• **Description of the task**
Lines containing "např" are to be counted. Give the number and nothing more.

• **Dataset items**
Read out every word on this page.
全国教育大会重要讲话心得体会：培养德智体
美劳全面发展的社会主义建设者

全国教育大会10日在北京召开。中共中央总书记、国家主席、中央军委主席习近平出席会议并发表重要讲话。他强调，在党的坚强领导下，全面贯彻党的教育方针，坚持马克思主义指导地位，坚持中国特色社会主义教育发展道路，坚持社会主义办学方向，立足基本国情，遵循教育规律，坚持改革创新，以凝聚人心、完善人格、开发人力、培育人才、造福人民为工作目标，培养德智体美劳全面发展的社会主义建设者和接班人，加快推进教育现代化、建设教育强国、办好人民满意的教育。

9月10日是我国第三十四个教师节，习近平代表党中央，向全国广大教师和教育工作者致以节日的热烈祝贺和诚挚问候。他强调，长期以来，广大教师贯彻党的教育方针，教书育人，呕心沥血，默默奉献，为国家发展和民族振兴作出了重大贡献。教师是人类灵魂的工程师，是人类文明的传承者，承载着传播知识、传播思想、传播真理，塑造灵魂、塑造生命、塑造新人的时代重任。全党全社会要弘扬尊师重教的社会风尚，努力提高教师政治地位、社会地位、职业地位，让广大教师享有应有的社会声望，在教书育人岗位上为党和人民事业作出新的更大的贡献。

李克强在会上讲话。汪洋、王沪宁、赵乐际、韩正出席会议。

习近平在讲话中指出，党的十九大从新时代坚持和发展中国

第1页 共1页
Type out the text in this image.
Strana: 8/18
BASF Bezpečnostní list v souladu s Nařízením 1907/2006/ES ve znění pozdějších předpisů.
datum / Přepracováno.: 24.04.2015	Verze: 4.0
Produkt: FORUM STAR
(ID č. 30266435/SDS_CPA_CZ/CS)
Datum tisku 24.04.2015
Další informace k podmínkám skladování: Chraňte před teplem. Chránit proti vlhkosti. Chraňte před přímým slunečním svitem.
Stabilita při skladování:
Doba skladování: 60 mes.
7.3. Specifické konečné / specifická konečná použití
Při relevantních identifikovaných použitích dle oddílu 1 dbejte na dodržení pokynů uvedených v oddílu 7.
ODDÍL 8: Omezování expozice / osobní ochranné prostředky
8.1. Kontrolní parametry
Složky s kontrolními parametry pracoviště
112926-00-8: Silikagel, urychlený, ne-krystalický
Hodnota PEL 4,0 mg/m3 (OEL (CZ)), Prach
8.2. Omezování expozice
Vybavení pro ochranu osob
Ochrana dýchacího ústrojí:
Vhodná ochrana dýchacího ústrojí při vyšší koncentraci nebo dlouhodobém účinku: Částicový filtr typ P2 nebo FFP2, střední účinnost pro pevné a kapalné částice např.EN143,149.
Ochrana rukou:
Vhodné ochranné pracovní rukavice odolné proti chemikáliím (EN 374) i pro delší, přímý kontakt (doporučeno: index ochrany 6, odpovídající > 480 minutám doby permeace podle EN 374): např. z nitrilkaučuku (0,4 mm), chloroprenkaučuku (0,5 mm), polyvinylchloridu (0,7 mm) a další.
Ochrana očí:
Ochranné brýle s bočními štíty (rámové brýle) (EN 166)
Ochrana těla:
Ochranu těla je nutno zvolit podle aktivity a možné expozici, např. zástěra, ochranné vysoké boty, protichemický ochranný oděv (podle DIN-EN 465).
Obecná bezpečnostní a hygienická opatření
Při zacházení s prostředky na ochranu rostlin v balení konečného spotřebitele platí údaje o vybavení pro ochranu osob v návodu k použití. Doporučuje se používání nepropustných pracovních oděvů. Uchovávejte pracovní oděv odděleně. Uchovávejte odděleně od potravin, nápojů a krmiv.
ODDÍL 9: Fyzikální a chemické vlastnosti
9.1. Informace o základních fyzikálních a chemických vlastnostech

• **Exercise solution**
3